Given request
In the material below, count the lines with the word "circle" and state that number only.

Data supplied
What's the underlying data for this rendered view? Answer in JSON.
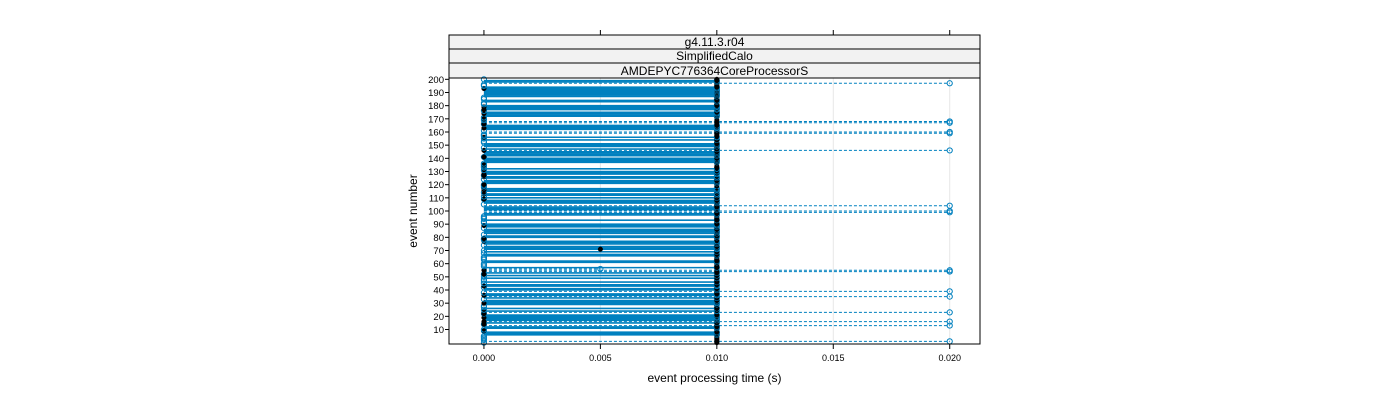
{
  "chart_data": {
    "type": "scatter",
    "strips": [
      "g4.11.3.r04",
      "SimplifiedCalo",
      "AMDEPYC776364CoreProcessorS"
    ],
    "xlabel": "event processing time (s)",
    "ylabel": "event number",
    "xlim": [
      -0.0015,
      0.0213
    ],
    "ylim": [
      -1,
      201
    ],
    "x_ticks": [
      0.0,
      0.005,
      0.01,
      0.015,
      0.02
    ],
    "x_tick_labels": [
      "0.000",
      "0.005",
      "0.010",
      "0.015",
      "0.020"
    ],
    "y_ticks": [
      10,
      20,
      30,
      40,
      50,
      60,
      70,
      80,
      90,
      100,
      110,
      120,
      130,
      140,
      150,
      160,
      170,
      180,
      190,
      200
    ],
    "y_tick_labels": [
      "10",
      "20",
      "30",
      "40",
      "50",
      "60",
      "70",
      "80",
      "90",
      "100",
      "110",
      "120",
      "130",
      "140",
      "150",
      "160",
      "170",
      "180",
      "190",
      "200"
    ],
    "grid": true,
    "series": [
      {
        "color": "#0080bf",
        "marker": "open-circle",
        "note_points": "most events at 0.000 or 0.010 s; outliers at 0.020 s",
        "points_020": [
          1,
          13,
          16,
          23,
          35,
          39,
          54,
          55,
          99,
          100,
          104,
          146,
          159,
          160,
          167,
          168,
          197
        ],
        "points_005": [
          56
        ]
      },
      {
        "color": "#000000",
        "marker": "filled-circle",
        "points_005": [
          71
        ]
      }
    ]
  }
}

Exercise answer
2